▶ [Data extract]:
####
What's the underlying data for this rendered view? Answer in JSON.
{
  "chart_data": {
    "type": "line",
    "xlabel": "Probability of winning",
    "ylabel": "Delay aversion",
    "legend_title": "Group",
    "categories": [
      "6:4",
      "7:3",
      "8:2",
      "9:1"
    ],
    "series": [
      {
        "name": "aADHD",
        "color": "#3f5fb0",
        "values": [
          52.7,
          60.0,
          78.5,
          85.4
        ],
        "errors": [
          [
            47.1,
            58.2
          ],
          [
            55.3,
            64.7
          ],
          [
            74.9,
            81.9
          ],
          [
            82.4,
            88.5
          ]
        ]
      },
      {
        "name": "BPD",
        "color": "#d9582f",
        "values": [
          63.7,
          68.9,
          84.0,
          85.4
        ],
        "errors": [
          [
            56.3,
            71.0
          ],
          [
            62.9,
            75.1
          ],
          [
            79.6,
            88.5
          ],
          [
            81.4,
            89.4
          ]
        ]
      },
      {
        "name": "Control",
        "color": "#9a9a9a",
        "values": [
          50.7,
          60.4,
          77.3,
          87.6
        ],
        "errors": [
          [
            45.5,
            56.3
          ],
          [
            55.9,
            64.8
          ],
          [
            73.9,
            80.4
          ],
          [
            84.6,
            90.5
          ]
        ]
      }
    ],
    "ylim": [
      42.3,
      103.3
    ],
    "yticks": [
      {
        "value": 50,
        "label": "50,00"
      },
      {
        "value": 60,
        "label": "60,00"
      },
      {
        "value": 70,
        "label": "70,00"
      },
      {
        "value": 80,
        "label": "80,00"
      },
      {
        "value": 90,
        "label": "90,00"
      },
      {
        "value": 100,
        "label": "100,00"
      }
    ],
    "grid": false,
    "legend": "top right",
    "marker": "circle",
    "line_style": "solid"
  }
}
####
▶ [Requirement]:
Reproduce the entire listing word for word.

▶ [Exercise solution]:
What's the underlying data for this rendered view? Answer in JSON.
{
  "chart_data": {
    "type": "line",
    "xlabel": "Probability of winning",
    "ylabel": "Delay aversion",
    "legend_title": "Group",
    "categories": [
      "6:4",
      "7:3",
      "8:2",
      "9:1"
    ],
    "series": [
      {
        "name": "aADHD",
        "color": "#3f5fb0",
        "values": [
          52.7,
          60.0,
          78.5,
          85.4
        ],
        "errors": [
          [
            47.1,
            58.2
          ],
          [
            55.3,
            64.7
          ],
          [
            74.9,
            81.9
          ],
          [
            82.4,
            88.5
          ]
        ]
      },
      {
        "name": "BPD",
        "color": "#d9582f",
        "values": [
          63.7,
          68.9,
          84.0,
          85.4
        ],
        "errors": [
          [
            56.3,
            71.0
          ],
          [
            62.9,
            75.1
          ],
          [
            79.6,
            88.5
          ],
          [
            81.4,
            89.4
          ]
        ]
      },
      {
        "name": "Control",
        "color": "#9a9a9a",
        "values": [
          50.7,
          60.4,
          77.3,
          87.6
        ],
        "errors": [
          [
            45.5,
            56.3
          ],
          [
            55.9,
            64.8
          ],
          [
            73.9,
            80.4
          ],
          [
            84.6,
            90.5
          ]
        ]
      }
    ],
    "ylim": [
      42.3,
      103.3
    ],
    "yticks": [
      {
        "value": 50,
        "label": "50,00"
      },
      {
        "value": 60,
        "label": "60,00"
      },
      {
        "value": 70,
        "label": "70,00"
      },
      {
        "value": 80,
        "label": "80,00"
      },
      {
        "value": 90,
        "label": "90,00"
      },
      {
        "value": 100,
        "label": "100,00"
      }
    ],
    "grid": false,
    "legend": "top right",
    "marker": "circle",
    "line_style": "solid"
  }
}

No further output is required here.